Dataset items
......
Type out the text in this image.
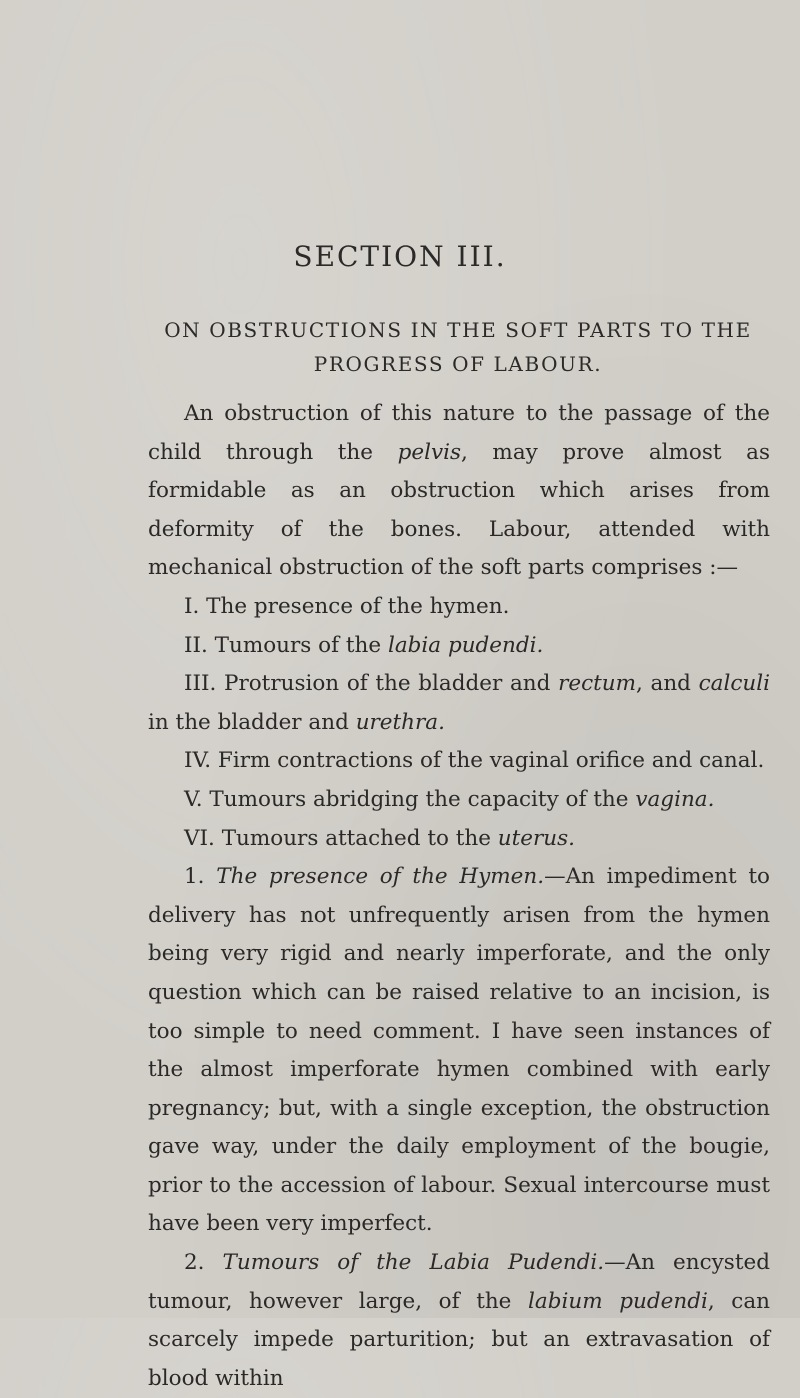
SECTION III.
ON OBSTRUCTIONS IN THE SOFT PARTS TO THE PROGRESS OF LABOUR.

An obstruction of this nature to the passage of the child through the pelvis, may prove almost as formidable as an obstruction which arises from deformity of the bones. Labour, attended with mechanical obstruction of the soft parts comprises :—

I. The presence of the hymen.

II. Tumours of the labia pudendi.

III. Protrusion of the bladder and rectum, and calculi in the bladder and urethra.

IV. Firm contractions of the vaginal orifice and canal.

V. Tumours abridging the capacity of the vagina.

VI. Tumours attached to the uterus.

1. The presence of the Hymen.—An impediment to delivery has not unfrequently arisen from the hymen being very rigid and nearly imperforate, and the only question which can be raised relative to an incision, is too simple to need comment. I have seen instances of the almost imperforate hymen combined with early pregnancy; but, with a single exception, the obstruction gave way, under the daily employment of the bougie, prior to the accession of labour. Sexual intercourse must have been very imperfect.

2. Tumours of the Labia Pudendi.—An encysted tumour, however large, of the labium pudendi, can scarcely impede parturition; but an extravasation of blood within
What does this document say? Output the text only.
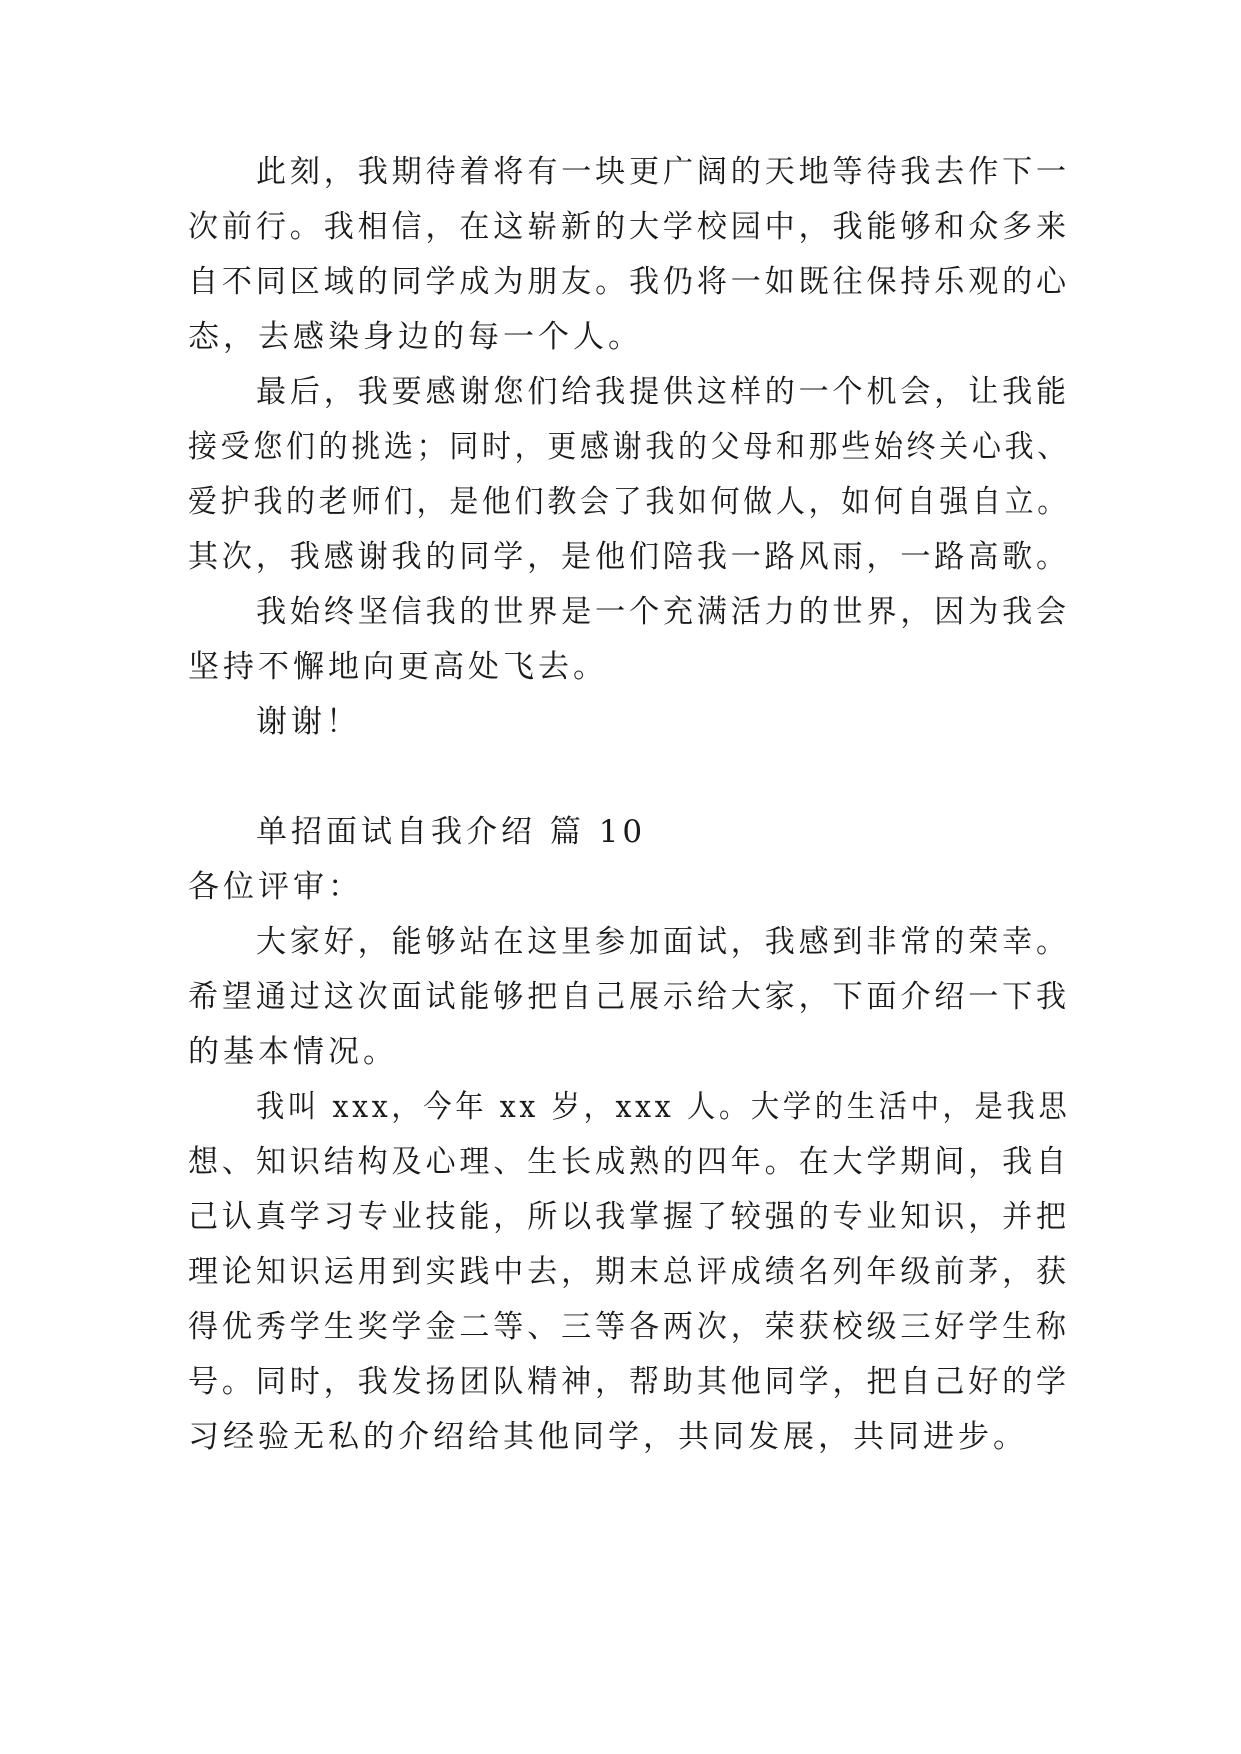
此刻，我期待着将有一块更广阔的天地等待我去作下一
次前行。我相信，在这崭新的大学校园中，我能够和众多来
自不同区域的同学成为朋友。我仍将一如既往保持乐观的心
态，去感染身边的每一个人。
最后，我要感谢您们给我提供这样的一个机会，让我能
接受您们的挑选；同时，更感谢我的父母和那些始终关心我、
爱护我的老师们，是他们教会了我如何做人，如何自强自立。
其次，我感谢我的同学，是他们陪我一路风雨，一路高歌。
我始终坚信我的世界是一个充满活力的世界，因为我会
坚持不懈地向更高处飞去。
谢谢！
单招面试自我介绍 篇 10
各位评审：
大家好，能够站在这里参加面试，我感到非常的荣幸。
希望通过这次面试能够把自己展示给大家，下面介绍一下我
的基本情况。
我叫 xxx，今年 xx 岁，xxx 人。大学的生活中，是我思
想、知识结构及心理、生长成熟的四年。在大学期间，我自
己认真学习专业技能，所以我掌握了较强的专业知识，并把
理论知识运用到实践中去，期末总评成绩名列年级前茅，获
得优秀学生奖学金二等、三等各两次，荣获校级三好学生称
号。同时，我发扬团队精神，帮助其他同学，把自己好的学
习经验无私的介绍给其他同学，共同发展，共同进步。
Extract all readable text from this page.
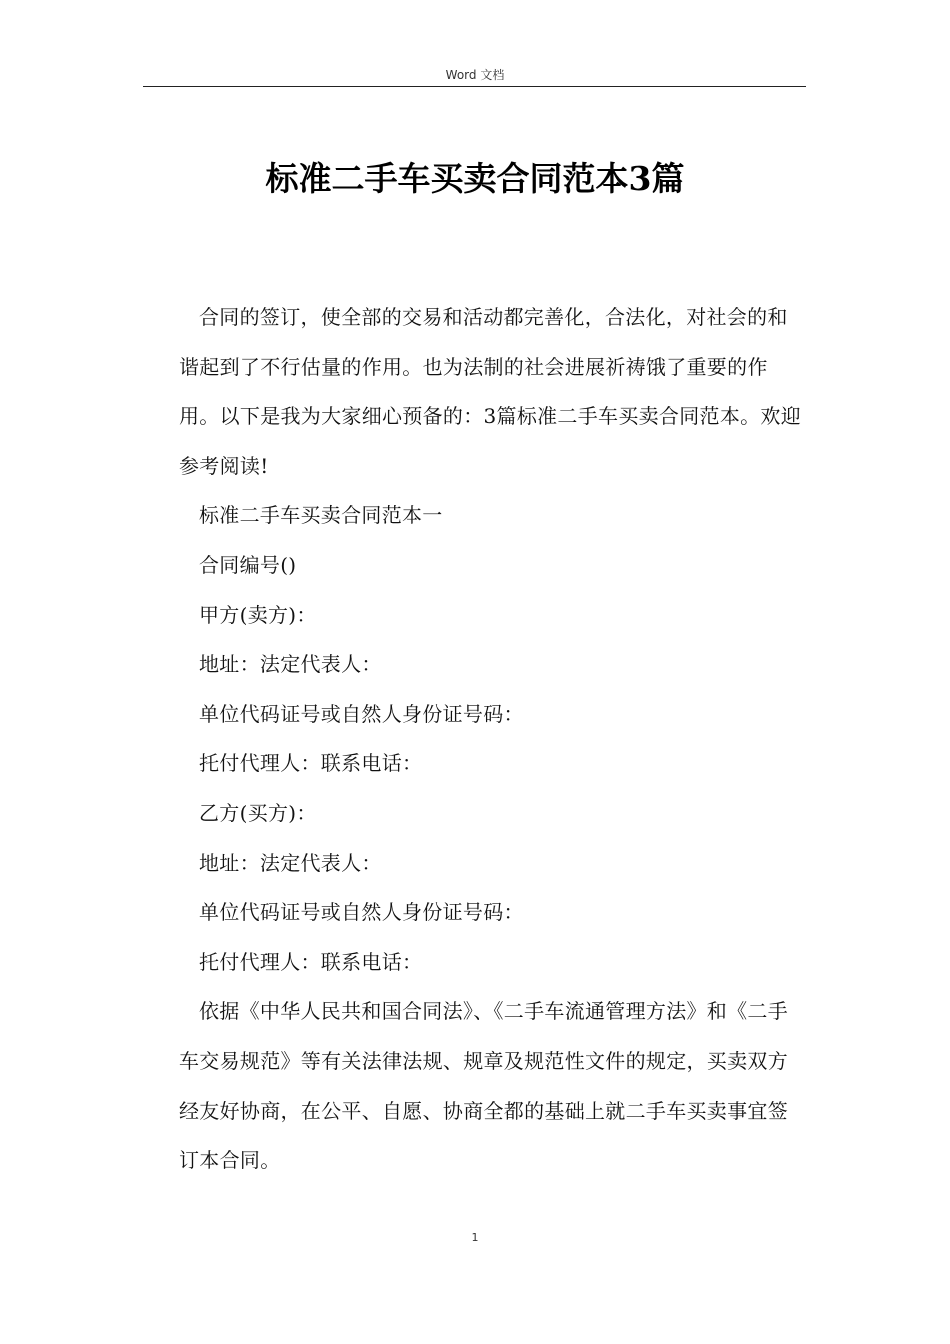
Word 文档
标准二手车买卖合同范本3篇

合同的签订，使全部的交易和活动都完善化，合法化，对社会的和谐起到了不行估量的作用。也为法制的社会进展祈祷饿了重要的作用。以下是我为大家细心预备的：3篇标准二手车买卖合同范本。欢迎参考阅读!

标准二手车买卖合同范本一

合同编号()

甲方(卖方)：

地址：法定代表人：

单位代码证号或自然人身份证号码：

托付代理人：联系电话：

乙方(买方)：

地址：法定代表人：

单位代码证号或自然人身份证号码：

托付代理人：联系电话：

依据《中华人民共和国合同法》、《二手车流通管理方法》和《二手车交易规范》等有关法律法规、规章及规范性文件的规定，买卖双方经友好协商，在公平、自愿、协商全都的基础上就二手车买卖事宜签订本合同。

1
......
Output the records above exactly; leave out the pictures.

#### [Solution]
Type out the text in this image.
SECTION III.
ON OBSTRUCTIONS IN THE SOFT PARTS TO THE PROGRESS OF LABOUR.

An obstruction of this nature to the passage of the child through the pelvis, may prove almost as formidable as an obstruction which arises from deformity of the bones. Labour, attended with mechanical obstruction of the soft parts comprises :—

I. The presence of the hymen.

II. Tumours of the labia pudendi.

III. Protrusion of the bladder and rectum, and calculi in the bladder and urethra.

IV. Firm contractions of the vaginal orifice and canal.

V. Tumours abridging the capacity of the vagina.

VI. Tumours attached to the uterus.

1. The presence of the Hymen.—An impediment to delivery has not unfrequently arisen from the hymen being very rigid and nearly imperforate, and the only question which can be raised relative to an incision, is too simple to need comment. I have seen instances of the almost imperforate hymen combined with early pregnancy; but, with a single exception, the obstruction gave way, under the daily employment of the bougie, prior to the accession of labour. Sexual intercourse must have been very imperfect.

2. Tumours of the Labia Pudendi.—An encysted tumour, however large, of the labium pudendi, can scarcely impede parturition; but an extravasation of blood within
What does this document say? Output the text only.
此刻，我期待着将有一块更广阔的天地等待我去作下一
次前行。我相信，在这崭新的大学校园中，我能够和众多来
自不同区域的同学成为朋友。我仍将一如既往保持乐观的心
态，去感染身边的每一个人。
最后，我要感谢您们给我提供这样的一个机会，让我能
接受您们的挑选；同时，更感谢我的父母和那些始终关心我、
爱护我的老师们，是他们教会了我如何做人，如何自强自立。
其次，我感谢我的同学，是他们陪我一路风雨，一路高歌。
我始终坚信我的世界是一个充满活力的世界，因为我会
坚持不懈地向更高处飞去。
谢谢！
单招面试自我介绍 篇 10
各位评审：
大家好，能够站在这里参加面试，我感到非常的荣幸。
希望通过这次面试能够把自己展示给大家，下面介绍一下我
的基本情况。
我叫 xxx，今年 xx 岁，xxx 人。大学的生活中，是我思
想、知识结构及心理、生长成熟的四年。在大学期间，我自
己认真学习专业技能，所以我掌握了较强的专业知识，并把
理论知识运用到实践中去，期末总评成绩名列年级前茅，获
得优秀学生奖学金二等、三等各两次，荣获校级三好学生称
号。同时，我发扬团队精神，帮助其他同学，把自己好的学
习经验无私的介绍给其他同学，共同发展，共同进步。
Extract all readable text from this page.
Word 文档
标准二手车买卖合同范本3篇

合同的签订，使全部的交易和活动都完善化，合法化，对社会的和谐起到了不行估量的作用。也为法制的社会进展祈祷饿了重要的作用。以下是我为大家细心预备的：3篇标准二手车买卖合同范本。欢迎参考阅读!

标准二手车买卖合同范本一

合同编号()

甲方(卖方)：

地址：法定代表人：

单位代码证号或自然人身份证号码：

托付代理人：联系电话：

乙方(买方)：

地址：法定代表人：

单位代码证号或自然人身份证号码：

托付代理人：联系电话：

依据《中华人民共和国合同法》、《二手车流通管理方法》和《二手车交易规范》等有关法律法规、规章及规范性文件的规定，买卖双方经友好协商，在公平、自愿、协商全都的基础上就二手车买卖事宜签订本合同。

1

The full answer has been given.